Records:
+++

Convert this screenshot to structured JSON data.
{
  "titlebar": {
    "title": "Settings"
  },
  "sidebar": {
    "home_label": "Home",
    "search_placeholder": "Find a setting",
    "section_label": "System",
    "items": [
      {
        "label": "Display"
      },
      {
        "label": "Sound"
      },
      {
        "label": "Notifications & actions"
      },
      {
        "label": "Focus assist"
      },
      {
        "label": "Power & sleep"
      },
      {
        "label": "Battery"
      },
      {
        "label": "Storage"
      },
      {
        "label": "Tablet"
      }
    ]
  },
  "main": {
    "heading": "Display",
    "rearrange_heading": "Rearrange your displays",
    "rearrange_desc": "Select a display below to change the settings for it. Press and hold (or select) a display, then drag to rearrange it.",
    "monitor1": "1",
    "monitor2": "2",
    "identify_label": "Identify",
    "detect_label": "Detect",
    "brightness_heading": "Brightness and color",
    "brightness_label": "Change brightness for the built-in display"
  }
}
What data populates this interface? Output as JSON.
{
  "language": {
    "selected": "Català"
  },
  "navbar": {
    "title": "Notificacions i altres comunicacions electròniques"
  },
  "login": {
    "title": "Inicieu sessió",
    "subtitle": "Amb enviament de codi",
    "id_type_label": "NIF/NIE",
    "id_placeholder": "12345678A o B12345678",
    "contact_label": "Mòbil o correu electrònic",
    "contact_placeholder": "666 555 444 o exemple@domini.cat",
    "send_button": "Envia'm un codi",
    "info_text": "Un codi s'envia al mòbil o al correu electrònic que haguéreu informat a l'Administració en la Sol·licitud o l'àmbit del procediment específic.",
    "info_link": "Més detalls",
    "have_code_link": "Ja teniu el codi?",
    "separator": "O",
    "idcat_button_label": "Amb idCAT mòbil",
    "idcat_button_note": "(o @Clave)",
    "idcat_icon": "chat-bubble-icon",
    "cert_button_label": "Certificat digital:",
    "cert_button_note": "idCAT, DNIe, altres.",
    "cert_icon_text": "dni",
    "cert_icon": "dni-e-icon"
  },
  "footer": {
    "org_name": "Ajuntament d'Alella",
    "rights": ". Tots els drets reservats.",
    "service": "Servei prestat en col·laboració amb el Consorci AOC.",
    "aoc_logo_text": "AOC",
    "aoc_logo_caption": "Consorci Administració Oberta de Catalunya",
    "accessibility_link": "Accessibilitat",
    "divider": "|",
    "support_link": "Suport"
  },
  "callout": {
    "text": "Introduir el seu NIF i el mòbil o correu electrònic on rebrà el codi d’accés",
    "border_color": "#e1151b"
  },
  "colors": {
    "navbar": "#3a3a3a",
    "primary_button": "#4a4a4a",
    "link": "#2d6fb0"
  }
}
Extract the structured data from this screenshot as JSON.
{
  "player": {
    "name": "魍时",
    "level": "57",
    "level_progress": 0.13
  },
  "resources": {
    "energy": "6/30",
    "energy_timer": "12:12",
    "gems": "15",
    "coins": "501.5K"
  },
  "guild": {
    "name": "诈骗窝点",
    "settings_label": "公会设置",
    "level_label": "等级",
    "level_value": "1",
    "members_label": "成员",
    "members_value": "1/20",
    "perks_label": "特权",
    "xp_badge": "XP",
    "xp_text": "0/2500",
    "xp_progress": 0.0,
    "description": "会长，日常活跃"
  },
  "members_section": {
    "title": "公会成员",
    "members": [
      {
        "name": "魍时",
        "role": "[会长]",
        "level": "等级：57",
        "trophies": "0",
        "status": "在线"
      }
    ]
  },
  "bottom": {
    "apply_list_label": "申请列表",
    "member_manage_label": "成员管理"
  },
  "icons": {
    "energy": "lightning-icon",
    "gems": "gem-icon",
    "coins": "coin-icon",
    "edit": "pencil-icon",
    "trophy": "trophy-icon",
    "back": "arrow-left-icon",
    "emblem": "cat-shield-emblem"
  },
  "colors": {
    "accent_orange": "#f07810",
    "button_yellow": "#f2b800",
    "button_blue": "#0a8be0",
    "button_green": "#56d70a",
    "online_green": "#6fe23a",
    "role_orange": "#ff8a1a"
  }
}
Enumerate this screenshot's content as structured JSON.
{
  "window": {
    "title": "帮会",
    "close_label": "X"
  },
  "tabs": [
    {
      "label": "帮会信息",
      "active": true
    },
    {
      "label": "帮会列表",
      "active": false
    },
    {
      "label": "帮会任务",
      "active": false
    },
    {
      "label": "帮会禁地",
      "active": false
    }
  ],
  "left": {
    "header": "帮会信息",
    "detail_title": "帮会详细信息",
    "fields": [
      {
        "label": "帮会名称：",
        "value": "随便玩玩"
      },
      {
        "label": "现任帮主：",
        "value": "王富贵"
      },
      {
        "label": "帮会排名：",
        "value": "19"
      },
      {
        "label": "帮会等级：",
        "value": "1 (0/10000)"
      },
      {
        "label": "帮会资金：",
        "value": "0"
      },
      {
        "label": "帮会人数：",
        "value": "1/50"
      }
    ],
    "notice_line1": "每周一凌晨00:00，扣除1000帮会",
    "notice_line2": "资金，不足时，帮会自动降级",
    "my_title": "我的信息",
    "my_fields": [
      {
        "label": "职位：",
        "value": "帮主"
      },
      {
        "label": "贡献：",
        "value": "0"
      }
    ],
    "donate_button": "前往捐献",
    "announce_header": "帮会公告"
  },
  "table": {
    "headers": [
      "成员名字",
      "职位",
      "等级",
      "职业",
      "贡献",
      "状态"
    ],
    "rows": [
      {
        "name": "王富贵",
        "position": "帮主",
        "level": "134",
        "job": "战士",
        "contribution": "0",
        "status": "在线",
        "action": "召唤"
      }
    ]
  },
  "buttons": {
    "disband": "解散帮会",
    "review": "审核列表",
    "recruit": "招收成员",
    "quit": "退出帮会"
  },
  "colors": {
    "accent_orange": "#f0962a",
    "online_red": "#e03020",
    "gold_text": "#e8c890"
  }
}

+++

* TASK PROMPT
Extract the entries above verbatim.

* ANSWER TO THE EXERCISE
Convert this screenshot to structured JSON data.
{
  "titlebar": {
    "title": "Settings"
  },
  "sidebar": {
    "home_label": "Home",
    "search_placeholder": "Find a setting",
    "section_label": "System",
    "items": [
      {
        "label": "Display"
      },
      {
        "label": "Sound"
      },
      {
        "label": "Notifications & actions"
      },
      {
        "label": "Focus assist"
      },
      {
        "label": "Power & sleep"
      },
      {
        "label": "Battery"
      },
      {
        "label": "Storage"
      },
      {
        "label": "Tablet"
      }
    ]
  },
  "main": {
    "heading": "Display",
    "rearrange_heading": "Rearrange your displays",
    "rearrange_desc": "Select a display below to change the settings for it. Press and hold (or select) a display, then drag to rearrange it.",
    "monitor1": "1",
    "monitor2": "2",
    "identify_label": "Identify",
    "detect_label": "Detect",
    "brightness_heading": "Brightness and color",
    "brightness_label": "Change brightness for the built-in display"
  }
}
What data populates this interface? Output as JSON.
{
  "language": {
    "selected": "Català"
  },
  "navbar": {
    "title": "Notificacions i altres comunicacions electròniques"
  },
  "login": {
    "title": "Inicieu sessió",
    "subtitle": "Amb enviament de codi",
    "id_type_label": "NIF/NIE",
    "id_placeholder": "12345678A o B12345678",
    "contact_label": "Mòbil o correu electrònic",
    "contact_placeholder": "666 555 444 o exemple@domini.cat",
    "send_button": "Envia'm un codi",
    "info_text": "Un codi s'envia al mòbil o al correu electrònic que haguéreu informat a l'Administració en la Sol·licitud o l'àmbit del procediment específic.",
    "info_link": "Més detalls",
    "have_code_link": "Ja teniu el codi?",
    "separator": "O",
    "idcat_button_label": "Amb idCAT mòbil",
    "idcat_button_note": "(o @Clave)",
    "idcat_icon": "chat-bubble-icon",
    "cert_button_label": "Certificat digital:",
    "cert_button_note": "idCAT, DNIe, altres.",
    "cert_icon_text": "dni",
    "cert_icon": "dni-e-icon"
  },
  "footer": {
    "org_name": "Ajuntament d'Alella",
    "rights": ". Tots els drets reservats.",
    "service": "Servei prestat en col·laboració amb el Consorci AOC.",
    "aoc_logo_text": "AOC",
    "aoc_logo_caption": "Consorci Administració Oberta de Catalunya",
    "accessibility_link": "Accessibilitat",
    "divider": "|",
    "support_link": "Suport"
  },
  "callout": {
    "text": "Introduir el seu NIF i el mòbil o correu electrònic on rebrà el codi d’accés",
    "border_color": "#e1151b"
  },
  "colors": {
    "navbar": "#3a3a3a",
    "primary_button": "#4a4a4a",
    "link": "#2d6fb0"
  }
}
Extract the structured data from this screenshot as JSON.
{
  "player": {
    "name": "魍时",
    "level": "57",
    "level_progress": 0.13
  },
  "resources": {
    "energy": "6/30",
    "energy_timer": "12:12",
    "gems": "15",
    "coins": "501.5K"
  },
  "guild": {
    "name": "诈骗窝点",
    "settings_label": "公会设置",
    "level_label": "等级",
    "level_value": "1",
    "members_label": "成员",
    "members_value": "1/20",
    "perks_label": "特权",
    "xp_badge": "XP",
    "xp_text": "0/2500",
    "xp_progress": 0.0,
    "description": "会长，日常活跃"
  },
  "members_section": {
    "title": "公会成员",
    "members": [
      {
        "name": "魍时",
        "role": "[会长]",
        "level": "等级：57",
        "trophies": "0",
        "status": "在线"
      }
    ]
  },
  "bottom": {
    "apply_list_label": "申请列表",
    "member_manage_label": "成员管理"
  },
  "icons": {
    "energy": "lightning-icon",
    "gems": "gem-icon",
    "coins": "coin-icon",
    "edit": "pencil-icon",
    "trophy": "trophy-icon",
    "back": "arrow-left-icon",
    "emblem": "cat-shield-emblem"
  },
  "colors": {
    "accent_orange": "#f07810",
    "button_yellow": "#f2b800",
    "button_blue": "#0a8be0",
    "button_green": "#56d70a",
    "online_green": "#6fe23a",
    "role_orange": "#ff8a1a"
  }
}
Enumerate this screenshot's content as structured JSON.
{
  "window": {
    "title": "帮会",
    "close_label": "X"
  },
  "tabs": [
    {
      "label": "帮会信息",
      "active": true
    },
    {
      "label": "帮会列表",
      "active": false
    },
    {
      "label": "帮会任务",
      "active": false
    },
    {
      "label": "帮会禁地",
      "active": false
    }
  ],
  "left": {
    "header": "帮会信息",
    "detail_title": "帮会详细信息",
    "fields": [
      {
        "label": "帮会名称：",
        "value": "随便玩玩"
      },
      {
        "label": "现任帮主：",
        "value": "王富贵"
      },
      {
        "label": "帮会排名：",
        "value": "19"
      },
      {
        "label": "帮会等级：",
        "value": "1 (0/10000)"
      },
      {
        "label": "帮会资金：",
        "value": "0"
      },
      {
        "label": "帮会人数：",
        "value": "1/50"
      }
    ],
    "notice_line1": "每周一凌晨00:00，扣除1000帮会",
    "notice_line2": "资金，不足时，帮会自动降级",
    "my_title": "我的信息",
    "my_fields": [
      {
        "label": "职位：",
        "value": "帮主"
      },
      {
        "label": "贡献：",
        "value": "0"
      }
    ],
    "donate_button": "前往捐献",
    "announce_header": "帮会公告"
  },
  "table": {
    "headers": [
      "成员名字",
      "职位",
      "等级",
      "职业",
      "贡献",
      "状态"
    ],
    "rows": [
      {
        "name": "王富贵",
        "position": "帮主",
        "level": "134",
        "job": "战士",
        "contribution": "0",
        "status": "在线",
        "action": "召唤"
      }
    ]
  },
  "buttons": {
    "disband": "解散帮会",
    "review": "审核列表",
    "recruit": "招收成员",
    "quit": "退出帮会"
  },
  "colors": {
    "accent_orange": "#f0962a",
    "online_red": "#e03020",
    "gold_text": "#e8c890"
  }
}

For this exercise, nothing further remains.